WORK TO COMPLETE: Quote the data below in full, please, without altering anything.

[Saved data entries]
########

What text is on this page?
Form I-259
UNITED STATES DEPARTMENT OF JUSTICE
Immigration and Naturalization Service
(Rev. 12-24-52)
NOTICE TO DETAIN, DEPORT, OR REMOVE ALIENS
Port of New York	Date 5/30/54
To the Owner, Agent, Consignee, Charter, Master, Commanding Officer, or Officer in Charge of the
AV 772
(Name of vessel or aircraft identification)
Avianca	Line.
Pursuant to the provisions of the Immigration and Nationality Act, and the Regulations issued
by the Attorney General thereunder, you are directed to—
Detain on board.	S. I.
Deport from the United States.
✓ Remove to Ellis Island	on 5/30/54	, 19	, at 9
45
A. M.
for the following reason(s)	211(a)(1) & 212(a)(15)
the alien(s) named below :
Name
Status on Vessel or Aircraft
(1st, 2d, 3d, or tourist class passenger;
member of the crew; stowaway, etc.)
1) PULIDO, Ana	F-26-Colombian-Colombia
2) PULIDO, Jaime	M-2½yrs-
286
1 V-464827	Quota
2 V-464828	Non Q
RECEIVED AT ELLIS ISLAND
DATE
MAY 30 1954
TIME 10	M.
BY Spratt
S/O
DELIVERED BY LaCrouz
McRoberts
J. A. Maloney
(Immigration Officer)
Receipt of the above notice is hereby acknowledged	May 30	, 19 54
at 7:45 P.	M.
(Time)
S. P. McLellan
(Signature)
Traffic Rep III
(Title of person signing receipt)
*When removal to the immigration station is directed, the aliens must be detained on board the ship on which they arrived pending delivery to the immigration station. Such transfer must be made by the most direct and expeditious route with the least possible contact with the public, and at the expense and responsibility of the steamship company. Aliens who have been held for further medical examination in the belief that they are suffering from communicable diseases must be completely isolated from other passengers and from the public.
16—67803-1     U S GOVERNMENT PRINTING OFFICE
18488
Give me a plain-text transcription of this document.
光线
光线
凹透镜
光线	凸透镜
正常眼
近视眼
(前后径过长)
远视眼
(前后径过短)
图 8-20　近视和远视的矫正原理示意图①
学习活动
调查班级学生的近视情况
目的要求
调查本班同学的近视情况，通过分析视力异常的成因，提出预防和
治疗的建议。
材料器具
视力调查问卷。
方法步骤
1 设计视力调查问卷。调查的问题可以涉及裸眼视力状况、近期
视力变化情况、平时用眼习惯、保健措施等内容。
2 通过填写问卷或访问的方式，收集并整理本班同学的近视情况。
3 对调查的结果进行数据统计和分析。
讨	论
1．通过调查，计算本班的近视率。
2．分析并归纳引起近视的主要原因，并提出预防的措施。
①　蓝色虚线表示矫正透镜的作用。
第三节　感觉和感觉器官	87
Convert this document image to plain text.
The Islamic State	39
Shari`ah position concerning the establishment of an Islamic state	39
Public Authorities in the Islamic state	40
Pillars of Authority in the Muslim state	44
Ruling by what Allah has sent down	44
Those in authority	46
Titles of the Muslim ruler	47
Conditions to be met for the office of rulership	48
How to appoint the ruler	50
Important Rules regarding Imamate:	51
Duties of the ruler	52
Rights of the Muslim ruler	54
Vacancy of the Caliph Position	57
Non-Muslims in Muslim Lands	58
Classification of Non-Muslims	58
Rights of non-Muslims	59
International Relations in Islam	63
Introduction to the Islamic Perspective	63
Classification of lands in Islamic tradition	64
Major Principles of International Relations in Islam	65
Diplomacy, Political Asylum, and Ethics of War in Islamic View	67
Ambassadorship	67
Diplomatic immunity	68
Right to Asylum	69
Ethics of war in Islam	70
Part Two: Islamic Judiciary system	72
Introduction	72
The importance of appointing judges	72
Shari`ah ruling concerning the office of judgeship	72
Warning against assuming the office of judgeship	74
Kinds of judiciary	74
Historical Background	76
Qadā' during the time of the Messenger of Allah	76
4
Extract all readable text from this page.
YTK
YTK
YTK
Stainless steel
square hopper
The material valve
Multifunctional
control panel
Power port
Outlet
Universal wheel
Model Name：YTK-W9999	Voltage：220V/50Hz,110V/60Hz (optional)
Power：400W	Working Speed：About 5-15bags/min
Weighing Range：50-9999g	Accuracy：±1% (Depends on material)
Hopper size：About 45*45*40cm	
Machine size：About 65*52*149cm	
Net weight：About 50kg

########

SOLVED PROBLEM:
What text is on this page?
Form I-259
UNITED STATES DEPARTMENT OF JUSTICE
Immigration and Naturalization Service
(Rev. 12-24-52)
NOTICE TO DETAIN, DEPORT, OR REMOVE ALIENS
Port of New York	Date 5/30/54
To the Owner, Agent, Consignee, Charter, Master, Commanding Officer, or Officer in Charge of the
AV 772
(Name of vessel or aircraft identification)
Avianca	Line.
Pursuant to the provisions of the Immigration and Nationality Act, and the Regulations issued
by the Attorney General thereunder, you are directed to—
Detain on board.	S. I.
Deport from the United States.
✓ Remove to Ellis Island	on 5/30/54	, 19	, at 9
45
A. M.
for the following reason(s)	211(a)(1) & 212(a)(15)
the alien(s) named below :
Name
Status on Vessel or Aircraft
(1st, 2d, 3d, or tourist class passenger;
member of the crew; stowaway, etc.)
1) PULIDO, Ana	F-26-Colombian-Colombia
2) PULIDO, Jaime	M-2½yrs-
286
1 V-464827	Quota
2 V-464828	Non Q
RECEIVED AT ELLIS ISLAND
DATE
MAY 30 1954
TIME 10	M.
BY Spratt
S/O
DELIVERED BY LaCrouz
McRoberts
J. A. Maloney
(Immigration Officer)
Receipt of the above notice is hereby acknowledged	May 30	, 19 54
at 7:45 P.	M.
(Time)
S. P. McLellan
(Signature)
Traffic Rep III
(Title of person signing receipt)
*When removal to the immigration station is directed, the aliens must be detained on board the ship on which they arrived pending delivery to the immigration station. Such transfer must be made by the most direct and expeditious route with the least possible contact with the public, and at the expense and responsibility of the steamship company. Aliens who have been held for further medical examination in the belief that they are suffering from communicable diseases must be completely isolated from other passengers and from the public.
16—67803-1     U S GOVERNMENT PRINTING OFFICE
18488
Give me a plain-text transcription of this document.
光线
光线
凹透镜
光线	凸透镜
正常眼
近视眼
(前后径过长)
远视眼
(前后径过短)
图 8-20　近视和远视的矫正原理示意图①
学习活动
调查班级学生的近视情况
目的要求
调查本班同学的近视情况，通过分析视力异常的成因，提出预防和
治疗的建议。
材料器具
视力调查问卷。
方法步骤
1 设计视力调查问卷。调查的问题可以涉及裸眼视力状况、近期
视力变化情况、平时用眼习惯、保健措施等内容。
2 通过填写问卷或访问的方式，收集并整理本班同学的近视情况。
3 对调查的结果进行数据统计和分析。
讨	论
1．通过调查，计算本班的近视率。
2．分析并归纳引起近视的主要原因，并提出预防的措施。
①　蓝色虚线表示矫正透镜的作用。
第三节　感觉和感觉器官	87
Convert this document image to plain text.
The Islamic State	39
Shari`ah position concerning the establishment of an Islamic state	39
Public Authorities in the Islamic state	40
Pillars of Authority in the Muslim state	44
Ruling by what Allah has sent down	44
Those in authority	46
Titles of the Muslim ruler	47
Conditions to be met for the office of rulership	48
How to appoint the ruler	50
Important Rules regarding Imamate:	51
Duties of the ruler	52
Rights of the Muslim ruler	54
Vacancy of the Caliph Position	57
Non-Muslims in Muslim Lands	58
Classification of Non-Muslims	58
Rights of non-Muslims	59
International Relations in Islam	63
Introduction to the Islamic Perspective	63
Classification of lands in Islamic tradition	64
Major Principles of International Relations in Islam	65
Diplomacy, Political Asylum, and Ethics of War in Islamic View	67
Ambassadorship	67
Diplomatic immunity	68
Right to Asylum	69
Ethics of war in Islam	70
Part Two: Islamic Judiciary system	72
Introduction	72
The importance of appointing judges	72
Shari`ah ruling concerning the office of judgeship	72
Warning against assuming the office of judgeship	74
Kinds of judiciary	74
Historical Background	76
Qadā' during the time of the Messenger of Allah	76
4
Extract all readable text from this page.
YTK
YTK
YTK
Stainless steel
square hopper
The material valve
Multifunctional
control panel
Power port
Outlet
Universal wheel
Model Name：YTK-W9999	Voltage：220V/50Hz,110V/60Hz (optional)
Power：400W	Working Speed：About 5-15bags/min
Weighing Range：50-9999g	Accuracy：±1% (Depends on material)
Hopper size：About 45*45*40cm	
Machine size：About 65*52*149cm	
Net weight：About 50kg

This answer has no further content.